-- Consigne a --
Dans le texte sur la sécurité à l'école, remplacez "collèges et lycées" par "établissements scolaires" et redonnez le passage qui va de "Dans le même" jusqu'à "dans les couloirs." inclus.

Alors que les “états généraux de la sécurité à l’école“ ouvrent les 7 et 8 avril, il est intéressant de regarder ce que le déploiement de forces (et de technologies) de sécurité à l’école a comme conséquence aux États-Unis.

De plus en plus d’écoles appliquent une “tolérance zéro” et renvoient temporairement des enfants ou adolescents parce qu’ils avaient oublié leur badge, donné un aspirine à un autre élève, pris leur téléphone portable, une paire de ciseaux voire un coupe-ongles

Le nombre d’expulsions est ainsi passé de 1,7 million en 1974 à 3,1 millions en l’an 2000. Pourtant, les statistiques montrent que la violence à l’école a diminué de moitié entre 1992 et 2002.

Dans le même temps, on assiste à une explosion du nombre d’arrestations au sein même des écoles. En cause : le fait que de plus en plus de collèges et lycées emploient des officiers de sécurité scolaires à plein temps pour surveiller ce qui se passe dans les couloirs.

En 2004, le Texas y a consacré 60 millions de dollars et, en 2004, le gouvernement fédéral a dépensé 60 millions de dollars pour embaucher des officiers de police, et 19,5 dans des équipements de sécurité de type détecteurs de métaux.
School to prison Pipeline
La police de New York a quant à elle pris le contrôle de la sécurité des écoles publiques depuis 1998 (qui dénombrent, à ce jour, 1 million d’élèves).

Plus de 5 200 officiers de sécurité scolaire, et 200 officiers de police armés, y ont été affectés, contre “seulement” 3 000 conseillers d’orientation : la priorité relève donc moins de l’éducation que du maintient de l’ordre.

L’ACLU note ainsi que le département de la sécurité scolaire de la police de New York est la cinquième force de police la plus importante des États-Unis, plus importante que celles de Washington, Dallas ou Las Vegas … Or, ils ne sont pas particulièrement formés pour cela.

Alors que les officiers de police suivent un entraînement de 6 mois avant d’aller à l’école, les officiers de sécurité scolaire ne sont formés que pendant 14 jours. Et ils appliquent, au sens strict, la “tolérance zéro”.

Contrairement aux surveillants qui, lorsqu’ils estiment qu’on leur parlent mal ou qu’ils suspectent un manquement aux règles, ne sanctionnent pas les élèves de manière scolaire (colles, conseil de discipline), ils arrêtent les mineurs qui, pour certains, finissent donc en prison, pour d’autres resteront marqués, probablement à vie, par ce qu’ils ont subi.

La majeure partie de ceux qui sont arrêtés ne le sont pas pour des faits de violence, mais pour des “troubles” ou des “perturbations”.

-- Consigne b --
Recopiez sans aucune modification les rangées, depuis le début jusqu'à la ligne contenant "article-paragraph: Salutary advice", celle-ci comprise.

-- Données extraites --
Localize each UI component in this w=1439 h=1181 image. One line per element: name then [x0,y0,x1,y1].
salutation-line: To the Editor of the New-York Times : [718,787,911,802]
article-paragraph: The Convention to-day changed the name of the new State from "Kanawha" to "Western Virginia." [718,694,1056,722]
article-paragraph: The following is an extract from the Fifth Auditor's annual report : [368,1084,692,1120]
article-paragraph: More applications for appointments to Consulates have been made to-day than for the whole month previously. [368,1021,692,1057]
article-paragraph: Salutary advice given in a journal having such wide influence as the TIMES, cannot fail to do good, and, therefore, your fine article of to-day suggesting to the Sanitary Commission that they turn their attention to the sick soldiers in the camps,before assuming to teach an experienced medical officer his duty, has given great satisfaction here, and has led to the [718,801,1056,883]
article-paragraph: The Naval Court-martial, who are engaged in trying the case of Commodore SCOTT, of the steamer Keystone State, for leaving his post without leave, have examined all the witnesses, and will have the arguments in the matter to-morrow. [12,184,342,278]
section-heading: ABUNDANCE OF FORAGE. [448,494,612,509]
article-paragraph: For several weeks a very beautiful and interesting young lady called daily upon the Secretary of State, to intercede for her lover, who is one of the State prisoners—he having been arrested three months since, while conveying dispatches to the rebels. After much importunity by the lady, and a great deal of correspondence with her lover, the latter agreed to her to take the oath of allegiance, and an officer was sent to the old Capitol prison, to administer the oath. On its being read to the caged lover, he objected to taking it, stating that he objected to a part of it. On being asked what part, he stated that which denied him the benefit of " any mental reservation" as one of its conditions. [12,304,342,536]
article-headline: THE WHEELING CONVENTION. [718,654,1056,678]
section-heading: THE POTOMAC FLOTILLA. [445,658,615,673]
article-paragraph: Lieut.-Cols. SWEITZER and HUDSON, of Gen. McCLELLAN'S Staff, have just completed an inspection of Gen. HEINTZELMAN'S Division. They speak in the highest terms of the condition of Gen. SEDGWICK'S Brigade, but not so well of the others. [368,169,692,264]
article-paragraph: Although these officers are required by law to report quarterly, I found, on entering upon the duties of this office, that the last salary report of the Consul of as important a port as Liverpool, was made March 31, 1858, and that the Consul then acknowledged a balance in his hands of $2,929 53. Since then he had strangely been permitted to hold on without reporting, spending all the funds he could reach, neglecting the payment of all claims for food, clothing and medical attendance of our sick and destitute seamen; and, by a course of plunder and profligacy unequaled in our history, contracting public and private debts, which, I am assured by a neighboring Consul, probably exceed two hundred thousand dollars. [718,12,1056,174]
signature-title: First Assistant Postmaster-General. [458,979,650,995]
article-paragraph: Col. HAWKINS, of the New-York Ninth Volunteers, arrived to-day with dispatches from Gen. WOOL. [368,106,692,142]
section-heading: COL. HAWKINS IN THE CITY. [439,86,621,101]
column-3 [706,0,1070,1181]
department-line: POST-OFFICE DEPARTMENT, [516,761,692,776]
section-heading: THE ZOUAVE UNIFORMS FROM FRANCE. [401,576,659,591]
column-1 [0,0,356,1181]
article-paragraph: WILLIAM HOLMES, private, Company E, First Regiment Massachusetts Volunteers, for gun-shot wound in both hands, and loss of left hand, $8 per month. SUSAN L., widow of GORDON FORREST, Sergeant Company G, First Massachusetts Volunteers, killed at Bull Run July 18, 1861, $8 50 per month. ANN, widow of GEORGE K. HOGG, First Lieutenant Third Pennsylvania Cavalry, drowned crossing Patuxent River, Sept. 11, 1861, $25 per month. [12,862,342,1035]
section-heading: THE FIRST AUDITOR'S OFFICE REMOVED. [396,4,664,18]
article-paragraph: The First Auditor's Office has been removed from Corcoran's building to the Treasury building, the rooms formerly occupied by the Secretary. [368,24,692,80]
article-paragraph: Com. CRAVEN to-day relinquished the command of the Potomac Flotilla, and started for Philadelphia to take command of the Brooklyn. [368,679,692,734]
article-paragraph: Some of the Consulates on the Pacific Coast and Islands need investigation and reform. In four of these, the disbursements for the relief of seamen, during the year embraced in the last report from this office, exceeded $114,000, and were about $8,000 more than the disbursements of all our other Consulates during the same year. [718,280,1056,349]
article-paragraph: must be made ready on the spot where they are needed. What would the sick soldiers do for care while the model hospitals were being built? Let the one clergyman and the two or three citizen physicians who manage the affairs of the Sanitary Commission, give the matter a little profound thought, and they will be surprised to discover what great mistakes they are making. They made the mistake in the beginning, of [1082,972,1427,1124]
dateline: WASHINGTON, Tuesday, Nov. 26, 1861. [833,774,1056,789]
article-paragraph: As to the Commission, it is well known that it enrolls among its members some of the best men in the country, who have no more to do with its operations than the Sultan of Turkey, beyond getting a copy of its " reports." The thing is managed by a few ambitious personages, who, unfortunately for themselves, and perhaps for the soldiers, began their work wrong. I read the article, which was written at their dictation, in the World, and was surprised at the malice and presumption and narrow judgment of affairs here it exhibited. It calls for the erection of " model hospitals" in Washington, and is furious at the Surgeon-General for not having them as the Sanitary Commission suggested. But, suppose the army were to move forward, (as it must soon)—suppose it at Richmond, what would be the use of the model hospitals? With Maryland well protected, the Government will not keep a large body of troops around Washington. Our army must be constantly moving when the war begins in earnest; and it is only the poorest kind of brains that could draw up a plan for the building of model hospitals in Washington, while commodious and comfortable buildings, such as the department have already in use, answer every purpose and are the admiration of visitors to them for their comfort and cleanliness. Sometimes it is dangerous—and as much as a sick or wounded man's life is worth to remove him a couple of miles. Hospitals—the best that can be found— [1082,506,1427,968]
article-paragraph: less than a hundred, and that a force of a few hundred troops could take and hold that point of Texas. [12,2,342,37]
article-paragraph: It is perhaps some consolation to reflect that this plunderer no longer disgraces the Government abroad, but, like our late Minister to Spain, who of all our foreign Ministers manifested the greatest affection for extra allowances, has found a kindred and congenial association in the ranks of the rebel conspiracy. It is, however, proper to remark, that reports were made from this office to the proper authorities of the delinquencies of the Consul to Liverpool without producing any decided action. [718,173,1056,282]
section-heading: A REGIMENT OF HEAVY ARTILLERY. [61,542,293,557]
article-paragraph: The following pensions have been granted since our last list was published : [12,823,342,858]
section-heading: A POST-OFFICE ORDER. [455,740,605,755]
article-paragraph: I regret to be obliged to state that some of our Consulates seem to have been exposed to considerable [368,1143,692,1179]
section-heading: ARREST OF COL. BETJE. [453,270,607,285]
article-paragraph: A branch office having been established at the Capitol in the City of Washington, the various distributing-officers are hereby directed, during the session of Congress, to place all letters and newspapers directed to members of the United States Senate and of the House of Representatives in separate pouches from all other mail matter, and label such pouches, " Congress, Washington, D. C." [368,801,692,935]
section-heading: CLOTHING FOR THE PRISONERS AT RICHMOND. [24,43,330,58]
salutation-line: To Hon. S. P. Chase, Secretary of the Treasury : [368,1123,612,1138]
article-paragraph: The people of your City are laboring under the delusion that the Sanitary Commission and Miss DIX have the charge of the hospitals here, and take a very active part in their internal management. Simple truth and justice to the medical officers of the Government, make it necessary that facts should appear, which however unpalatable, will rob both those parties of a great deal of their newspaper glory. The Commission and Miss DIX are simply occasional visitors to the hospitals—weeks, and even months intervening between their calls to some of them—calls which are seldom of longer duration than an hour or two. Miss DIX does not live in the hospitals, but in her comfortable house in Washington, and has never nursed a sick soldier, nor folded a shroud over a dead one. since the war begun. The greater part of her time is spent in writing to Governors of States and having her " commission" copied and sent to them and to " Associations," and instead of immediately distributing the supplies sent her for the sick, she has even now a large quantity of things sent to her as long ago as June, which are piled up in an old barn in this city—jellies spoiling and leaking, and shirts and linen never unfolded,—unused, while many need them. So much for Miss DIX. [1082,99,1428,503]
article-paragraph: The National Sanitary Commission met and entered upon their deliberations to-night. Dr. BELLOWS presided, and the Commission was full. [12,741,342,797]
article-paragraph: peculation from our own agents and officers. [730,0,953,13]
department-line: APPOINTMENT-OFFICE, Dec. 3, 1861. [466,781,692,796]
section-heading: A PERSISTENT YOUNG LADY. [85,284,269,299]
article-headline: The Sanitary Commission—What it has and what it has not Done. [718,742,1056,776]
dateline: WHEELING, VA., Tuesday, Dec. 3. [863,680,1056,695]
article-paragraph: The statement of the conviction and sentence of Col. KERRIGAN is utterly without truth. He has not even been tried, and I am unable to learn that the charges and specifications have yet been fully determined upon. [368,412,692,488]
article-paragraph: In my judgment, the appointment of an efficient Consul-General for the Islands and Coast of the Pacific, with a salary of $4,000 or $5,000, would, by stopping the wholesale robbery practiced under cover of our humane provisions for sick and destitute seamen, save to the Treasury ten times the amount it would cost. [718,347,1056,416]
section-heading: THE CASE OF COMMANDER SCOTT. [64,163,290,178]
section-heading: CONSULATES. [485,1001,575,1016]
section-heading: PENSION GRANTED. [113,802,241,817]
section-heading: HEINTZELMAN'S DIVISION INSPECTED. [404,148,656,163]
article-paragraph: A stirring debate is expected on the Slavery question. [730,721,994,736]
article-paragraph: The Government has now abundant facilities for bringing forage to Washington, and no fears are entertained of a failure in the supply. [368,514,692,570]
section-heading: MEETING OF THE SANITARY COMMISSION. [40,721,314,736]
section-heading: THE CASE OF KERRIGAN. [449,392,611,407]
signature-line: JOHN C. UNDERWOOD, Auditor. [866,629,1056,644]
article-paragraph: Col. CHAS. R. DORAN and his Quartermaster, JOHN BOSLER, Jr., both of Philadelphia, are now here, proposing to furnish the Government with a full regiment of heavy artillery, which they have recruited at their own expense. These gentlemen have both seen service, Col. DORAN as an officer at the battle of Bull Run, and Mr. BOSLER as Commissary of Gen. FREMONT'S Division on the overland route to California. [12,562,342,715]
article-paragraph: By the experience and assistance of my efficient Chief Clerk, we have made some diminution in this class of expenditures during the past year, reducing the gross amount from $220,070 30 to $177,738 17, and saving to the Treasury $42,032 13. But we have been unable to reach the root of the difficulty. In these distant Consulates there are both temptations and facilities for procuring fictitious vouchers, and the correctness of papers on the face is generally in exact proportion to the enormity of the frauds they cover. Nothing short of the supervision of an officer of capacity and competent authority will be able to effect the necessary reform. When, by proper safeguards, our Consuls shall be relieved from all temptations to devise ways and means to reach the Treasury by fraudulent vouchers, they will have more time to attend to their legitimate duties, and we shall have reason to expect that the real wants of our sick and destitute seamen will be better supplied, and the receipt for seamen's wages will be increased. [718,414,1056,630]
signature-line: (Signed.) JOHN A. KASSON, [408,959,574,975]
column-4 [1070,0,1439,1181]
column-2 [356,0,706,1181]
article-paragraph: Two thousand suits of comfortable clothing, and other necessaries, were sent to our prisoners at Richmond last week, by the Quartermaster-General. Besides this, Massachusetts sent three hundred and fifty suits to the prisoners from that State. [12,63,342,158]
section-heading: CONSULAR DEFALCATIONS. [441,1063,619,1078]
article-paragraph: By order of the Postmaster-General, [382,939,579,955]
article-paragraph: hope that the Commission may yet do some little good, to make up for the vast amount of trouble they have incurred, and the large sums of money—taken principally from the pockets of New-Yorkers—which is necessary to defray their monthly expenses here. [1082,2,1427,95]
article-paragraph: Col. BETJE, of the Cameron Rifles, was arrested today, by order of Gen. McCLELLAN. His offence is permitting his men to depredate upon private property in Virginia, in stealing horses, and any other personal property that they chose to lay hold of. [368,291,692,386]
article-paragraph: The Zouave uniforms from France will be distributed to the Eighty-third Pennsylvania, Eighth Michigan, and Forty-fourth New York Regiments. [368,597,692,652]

-- Résultat attendu a --
Dans le même temps, on assiste à une explosion du nombre d’arrestations au sein même des écoles. En cause : le fait que de plus en plus de établissements scolaires emploient des officiers de sécurité scolaires à plein temps pour surveiller ce qui se passe dans les couloirs.

-- Résultat attendu b --
Localize each UI component in this w=1439 h=1181 image. One line per element: name then [x0,y0,x1,y1].
salutation-line: To the Editor of the New-York Times : [718,787,911,802]
article-paragraph: The Convention to-day changed the name of the new State from "Kanawha" to "Western Virginia." [718,694,1056,722]
article-paragraph: The following is an extract from the Fifth Auditor's annual report : [368,1084,692,1120]
article-paragraph: More applications for appointments to Consulates have been made to-day than for the whole month previously. [368,1021,692,1057]
article-paragraph: Salutary advice given in a journal having such wide influence as the TIMES, cannot fail to do good, and, therefore, your fine article of to-day suggesting to the Sanitary Commission that they turn their attention to the sick soldiers in the camps,before assuming to teach an experienced medical officer his duty, has given great satisfaction here, and has led to the [718,801,1056,883]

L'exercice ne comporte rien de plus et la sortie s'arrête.